Entries follow. Set all of them down as they stand.

• • • • •

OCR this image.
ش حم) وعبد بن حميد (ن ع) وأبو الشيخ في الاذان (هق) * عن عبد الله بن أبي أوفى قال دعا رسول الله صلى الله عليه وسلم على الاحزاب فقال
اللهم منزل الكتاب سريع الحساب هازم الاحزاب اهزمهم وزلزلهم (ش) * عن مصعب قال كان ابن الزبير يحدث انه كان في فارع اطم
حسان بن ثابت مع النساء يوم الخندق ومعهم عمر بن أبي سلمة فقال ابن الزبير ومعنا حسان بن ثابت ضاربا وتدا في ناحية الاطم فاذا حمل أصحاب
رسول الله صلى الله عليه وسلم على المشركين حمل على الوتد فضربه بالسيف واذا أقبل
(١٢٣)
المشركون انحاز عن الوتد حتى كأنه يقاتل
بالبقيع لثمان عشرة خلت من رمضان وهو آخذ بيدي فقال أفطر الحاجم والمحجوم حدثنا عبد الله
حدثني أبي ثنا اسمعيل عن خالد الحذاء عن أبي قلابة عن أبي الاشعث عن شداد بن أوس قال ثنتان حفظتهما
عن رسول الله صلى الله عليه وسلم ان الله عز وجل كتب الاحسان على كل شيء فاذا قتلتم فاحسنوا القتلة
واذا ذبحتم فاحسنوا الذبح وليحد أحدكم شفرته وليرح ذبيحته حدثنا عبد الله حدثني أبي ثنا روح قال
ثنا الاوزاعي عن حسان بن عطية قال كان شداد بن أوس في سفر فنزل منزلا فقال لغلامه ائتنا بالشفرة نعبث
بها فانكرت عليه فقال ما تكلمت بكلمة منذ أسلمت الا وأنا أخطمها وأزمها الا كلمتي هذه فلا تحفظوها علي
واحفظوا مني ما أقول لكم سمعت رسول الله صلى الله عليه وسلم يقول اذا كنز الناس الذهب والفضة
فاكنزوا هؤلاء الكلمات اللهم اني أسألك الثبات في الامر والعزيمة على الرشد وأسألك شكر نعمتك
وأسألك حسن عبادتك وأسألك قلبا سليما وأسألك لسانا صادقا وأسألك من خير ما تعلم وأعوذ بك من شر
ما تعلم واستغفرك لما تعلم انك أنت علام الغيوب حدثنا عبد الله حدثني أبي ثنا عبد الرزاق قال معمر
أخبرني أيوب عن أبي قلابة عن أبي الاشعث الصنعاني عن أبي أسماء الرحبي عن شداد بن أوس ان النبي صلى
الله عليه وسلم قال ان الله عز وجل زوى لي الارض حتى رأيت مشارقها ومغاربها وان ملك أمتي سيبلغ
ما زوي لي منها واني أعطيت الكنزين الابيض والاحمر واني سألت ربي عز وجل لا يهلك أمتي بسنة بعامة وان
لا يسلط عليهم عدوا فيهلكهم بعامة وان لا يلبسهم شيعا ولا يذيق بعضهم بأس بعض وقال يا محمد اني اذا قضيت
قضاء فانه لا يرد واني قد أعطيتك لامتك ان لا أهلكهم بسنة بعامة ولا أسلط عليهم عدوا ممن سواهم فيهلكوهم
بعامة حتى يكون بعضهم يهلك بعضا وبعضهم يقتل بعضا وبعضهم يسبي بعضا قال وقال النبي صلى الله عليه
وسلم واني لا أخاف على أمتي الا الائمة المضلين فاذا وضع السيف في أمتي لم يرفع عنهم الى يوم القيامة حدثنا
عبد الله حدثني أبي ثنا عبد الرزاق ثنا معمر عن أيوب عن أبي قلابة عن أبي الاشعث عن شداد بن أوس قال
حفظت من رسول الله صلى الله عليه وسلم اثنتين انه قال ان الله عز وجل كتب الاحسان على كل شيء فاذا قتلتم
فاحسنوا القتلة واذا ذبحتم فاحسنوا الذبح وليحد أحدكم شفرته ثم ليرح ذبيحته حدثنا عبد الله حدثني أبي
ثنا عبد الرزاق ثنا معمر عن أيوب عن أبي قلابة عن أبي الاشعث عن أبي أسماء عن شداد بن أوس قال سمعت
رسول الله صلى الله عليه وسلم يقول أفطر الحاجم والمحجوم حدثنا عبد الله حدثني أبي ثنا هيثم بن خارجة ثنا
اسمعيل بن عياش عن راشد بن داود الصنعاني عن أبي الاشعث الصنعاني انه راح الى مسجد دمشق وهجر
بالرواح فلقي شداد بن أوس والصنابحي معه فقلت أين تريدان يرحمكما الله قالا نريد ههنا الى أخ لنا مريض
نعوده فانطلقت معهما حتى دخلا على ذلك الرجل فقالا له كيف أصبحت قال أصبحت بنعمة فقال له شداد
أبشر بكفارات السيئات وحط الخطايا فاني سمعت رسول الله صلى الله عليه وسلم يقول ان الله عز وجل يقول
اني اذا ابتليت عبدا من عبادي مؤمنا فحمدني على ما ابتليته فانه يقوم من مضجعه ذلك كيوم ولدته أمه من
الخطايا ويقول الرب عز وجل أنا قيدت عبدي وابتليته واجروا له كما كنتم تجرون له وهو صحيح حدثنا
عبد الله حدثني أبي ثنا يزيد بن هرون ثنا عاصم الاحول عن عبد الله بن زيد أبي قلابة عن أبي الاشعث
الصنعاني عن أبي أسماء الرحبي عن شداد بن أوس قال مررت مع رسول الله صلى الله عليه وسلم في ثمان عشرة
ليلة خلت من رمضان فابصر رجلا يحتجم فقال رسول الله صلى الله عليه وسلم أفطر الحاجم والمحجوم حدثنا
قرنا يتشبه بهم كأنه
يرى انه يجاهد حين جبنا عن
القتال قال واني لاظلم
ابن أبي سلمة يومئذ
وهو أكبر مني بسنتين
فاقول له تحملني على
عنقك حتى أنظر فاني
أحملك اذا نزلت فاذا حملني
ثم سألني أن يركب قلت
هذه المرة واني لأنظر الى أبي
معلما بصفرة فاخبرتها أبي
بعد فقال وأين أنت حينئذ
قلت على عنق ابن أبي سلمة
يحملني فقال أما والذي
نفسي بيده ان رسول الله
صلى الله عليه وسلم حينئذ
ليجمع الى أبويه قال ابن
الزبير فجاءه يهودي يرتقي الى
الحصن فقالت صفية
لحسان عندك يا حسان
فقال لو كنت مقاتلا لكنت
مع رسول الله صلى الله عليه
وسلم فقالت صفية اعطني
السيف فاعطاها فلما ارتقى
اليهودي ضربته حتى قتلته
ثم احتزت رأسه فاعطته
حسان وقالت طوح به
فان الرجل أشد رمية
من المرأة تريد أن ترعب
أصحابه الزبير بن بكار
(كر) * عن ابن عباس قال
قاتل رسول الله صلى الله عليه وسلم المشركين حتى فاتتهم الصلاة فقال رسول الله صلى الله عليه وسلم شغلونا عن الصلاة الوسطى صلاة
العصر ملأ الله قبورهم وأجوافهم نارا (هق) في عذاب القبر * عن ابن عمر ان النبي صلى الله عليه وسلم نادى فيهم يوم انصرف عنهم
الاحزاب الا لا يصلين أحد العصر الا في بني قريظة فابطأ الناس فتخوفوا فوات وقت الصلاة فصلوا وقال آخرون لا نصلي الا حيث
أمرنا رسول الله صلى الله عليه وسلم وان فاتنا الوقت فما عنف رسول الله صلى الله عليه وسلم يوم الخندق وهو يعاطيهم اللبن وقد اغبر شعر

• • • • •

--- Exercise result ---
OCR this image.
ش حم) وعبد بن حميد (ن ع) وأبو الشيخ في الاذان (هق) * عن عبد الله بن أبي أوفى قال دعا رسول الله صلى الله عليه وسلم على الاحزاب فقال
اللهم منزل الكتاب سريع الحساب هازم الاحزاب اهزمهم وزلزلهم (ش) * عن مصعب قال كان ابن الزبير يحدث انه كان في فارع اطم
حسان بن ثابت مع النساء يوم الخندق ومعهم عمر بن أبي سلمة فقال ابن الزبير ومعنا حسان بن ثابت ضاربا وتدا في ناحية الاطم فاذا حمل أصحاب
رسول الله صلى الله عليه وسلم على المشركين حمل على الوتد فضربه بالسيف واذا أقبل
(١٢٣)
المشركون انحاز عن الوتد حتى كأنه يقاتل
بالبقيع لثمان عشرة خلت من رمضان وهو آخذ بيدي فقال أفطر الحاجم والمحجوم حدثنا عبد الله
حدثني أبي ثنا اسمعيل عن خالد الحذاء عن أبي قلابة عن أبي الاشعث عن شداد بن أوس قال ثنتان حفظتهما
عن رسول الله صلى الله عليه وسلم ان الله عز وجل كتب الاحسان على كل شيء فاذا قتلتم فاحسنوا القتلة
واذا ذبحتم فاحسنوا الذبح وليحد أحدكم شفرته وليرح ذبيحته حدثنا عبد الله حدثني أبي ثنا روح قال
ثنا الاوزاعي عن حسان بن عطية قال كان شداد بن أوس في سفر فنزل منزلا فقال لغلامه ائتنا بالشفرة نعبث
بها فانكرت عليه فقال ما تكلمت بكلمة منذ أسلمت الا وأنا أخطمها وأزمها الا كلمتي هذه فلا تحفظوها علي
واحفظوا مني ما أقول لكم سمعت رسول الله صلى الله عليه وسلم يقول اذا كنز الناس الذهب والفضة
فاكنزوا هؤلاء الكلمات اللهم اني أسألك الثبات في الامر والعزيمة على الرشد وأسألك شكر نعمتك
وأسألك حسن عبادتك وأسألك قلبا سليما وأسألك لسانا صادقا وأسألك من خير ما تعلم وأعوذ بك من شر
ما تعلم واستغفرك لما تعلم انك أنت علام الغيوب حدثنا عبد الله حدثني أبي ثنا عبد الرزاق قال معمر
أخبرني أيوب عن أبي قلابة عن أبي الاشعث الصنعاني عن أبي أسماء الرحبي عن شداد بن أوس ان النبي صلى
الله عليه وسلم قال ان الله عز وجل زوى لي الارض حتى رأيت مشارقها ومغاربها وان ملك أمتي سيبلغ
ما زوي لي منها واني أعطيت الكنزين الابيض والاحمر واني سألت ربي عز وجل لا يهلك أمتي بسنة بعامة وان
لا يسلط عليهم عدوا فيهلكهم بعامة وان لا يلبسهم شيعا ولا يذيق بعضهم بأس بعض وقال يا محمد اني اذا قضيت
قضاء فانه لا يرد واني قد أعطيتك لامتك ان لا أهلكهم بسنة بعامة ولا أسلط عليهم عدوا ممن سواهم فيهلكوهم
بعامة حتى يكون بعضهم يهلك بعضا وبعضهم يقتل بعضا وبعضهم يسبي بعضا قال وقال النبي صلى الله عليه
وسلم واني لا أخاف على أمتي الا الائمة المضلين فاذا وضع السيف في أمتي لم يرفع عنهم الى يوم القيامة حدثنا
عبد الله حدثني أبي ثنا عبد الرزاق ثنا معمر عن أيوب عن أبي قلابة عن أبي الاشعث عن شداد بن أوس قال
حفظت من رسول الله صلى الله عليه وسلم اثنتين انه قال ان الله عز وجل كتب الاحسان على كل شيء فاذا قتلتم
فاحسنوا القتلة واذا ذبحتم فاحسنوا الذبح وليحد أحدكم شفرته ثم ليرح ذبيحته حدثنا عبد الله حدثني أبي
ثنا عبد الرزاق ثنا معمر عن أيوب عن أبي قلابة عن أبي الاشعث عن أبي أسماء عن شداد بن أوس قال سمعت
رسول الله صلى الله عليه وسلم يقول أفطر الحاجم والمحجوم حدثنا عبد الله حدثني أبي ثنا هيثم بن خارجة ثنا
اسمعيل بن عياش عن راشد بن داود الصنعاني عن أبي الاشعث الصنعاني انه راح الى مسجد دمشق وهجر
بالرواح فلقي شداد بن أوس والصنابحي معه فقلت أين تريدان يرحمكما الله قالا نريد ههنا الى أخ لنا مريض
نعوده فانطلقت معهما حتى دخلا على ذلك الرجل فقالا له كيف أصبحت قال أصبحت بنعمة فقال له شداد
أبشر بكفارات السيئات وحط الخطايا فاني سمعت رسول الله صلى الله عليه وسلم يقول ان الله عز وجل يقول
اني اذا ابتليت عبدا من عبادي مؤمنا فحمدني على ما ابتليته فانه يقوم من مضجعه ذلك كيوم ولدته أمه من
الخطايا ويقول الرب عز وجل أنا قيدت عبدي وابتليته واجروا له كما كنتم تجرون له وهو صحيح حدثنا
عبد الله حدثني أبي ثنا يزيد بن هرون ثنا عاصم الاحول عن عبد الله بن زيد أبي قلابة عن أبي الاشعث
الصنعاني عن أبي أسماء الرحبي عن شداد بن أوس قال مررت مع رسول الله صلى الله عليه وسلم في ثمان عشرة
ليلة خلت من رمضان فابصر رجلا يحتجم فقال رسول الله صلى الله عليه وسلم أفطر الحاجم والمحجوم حدثنا
قرنا يتشبه بهم كأنه
يرى انه يجاهد حين جبنا عن
القتال قال واني لاظلم
ابن أبي سلمة يومئذ
وهو أكبر مني بسنتين
فاقول له تحملني على
عنقك حتى أنظر فاني
أحملك اذا نزلت فاذا حملني
ثم سألني أن يركب قلت
هذه المرة واني لأنظر الى أبي
معلما بصفرة فاخبرتها أبي
بعد فقال وأين أنت حينئذ
قلت على عنق ابن أبي سلمة
يحملني فقال أما والذي
نفسي بيده ان رسول الله
صلى الله عليه وسلم حينئذ
ليجمع الى أبويه قال ابن
الزبير فجاءه يهودي يرتقي الى
الحصن فقالت صفية
لحسان عندك يا حسان
فقال لو كنت مقاتلا لكنت
مع رسول الله صلى الله عليه
وسلم فقالت صفية اعطني
السيف فاعطاها فلما ارتقى
اليهودي ضربته حتى قتلته
ثم احتزت رأسه فاعطته
حسان وقالت طوح به
فان الرجل أشد رمية
من المرأة تريد أن ترعب
أصحابه الزبير بن بكار
(كر) * عن ابن عباس قال
قاتل رسول الله صلى الله عليه وسلم المشركين حتى فاتتهم الصلاة فقال رسول الله صلى الله عليه وسلم شغلونا عن الصلاة الوسطى صلاة
العصر ملأ الله قبورهم وأجوافهم نارا (هق) في عذاب القبر * عن ابن عمر ان النبي صلى الله عليه وسلم نادى فيهم يوم انصرف عنهم
الاحزاب الا لا يصلين أحد العصر الا في بني قريظة فابطأ الناس فتخوفوا فوات وقت الصلاة فصلوا وقال آخرون لا نصلي الا حيث
أمرنا رسول الله صلى الله عليه وسلم وان فاتنا الوقت فما عنف رسول الله صلى الله عليه وسلم يوم الخندق وهو يعاطيهم اللبن وقد اغبر شعر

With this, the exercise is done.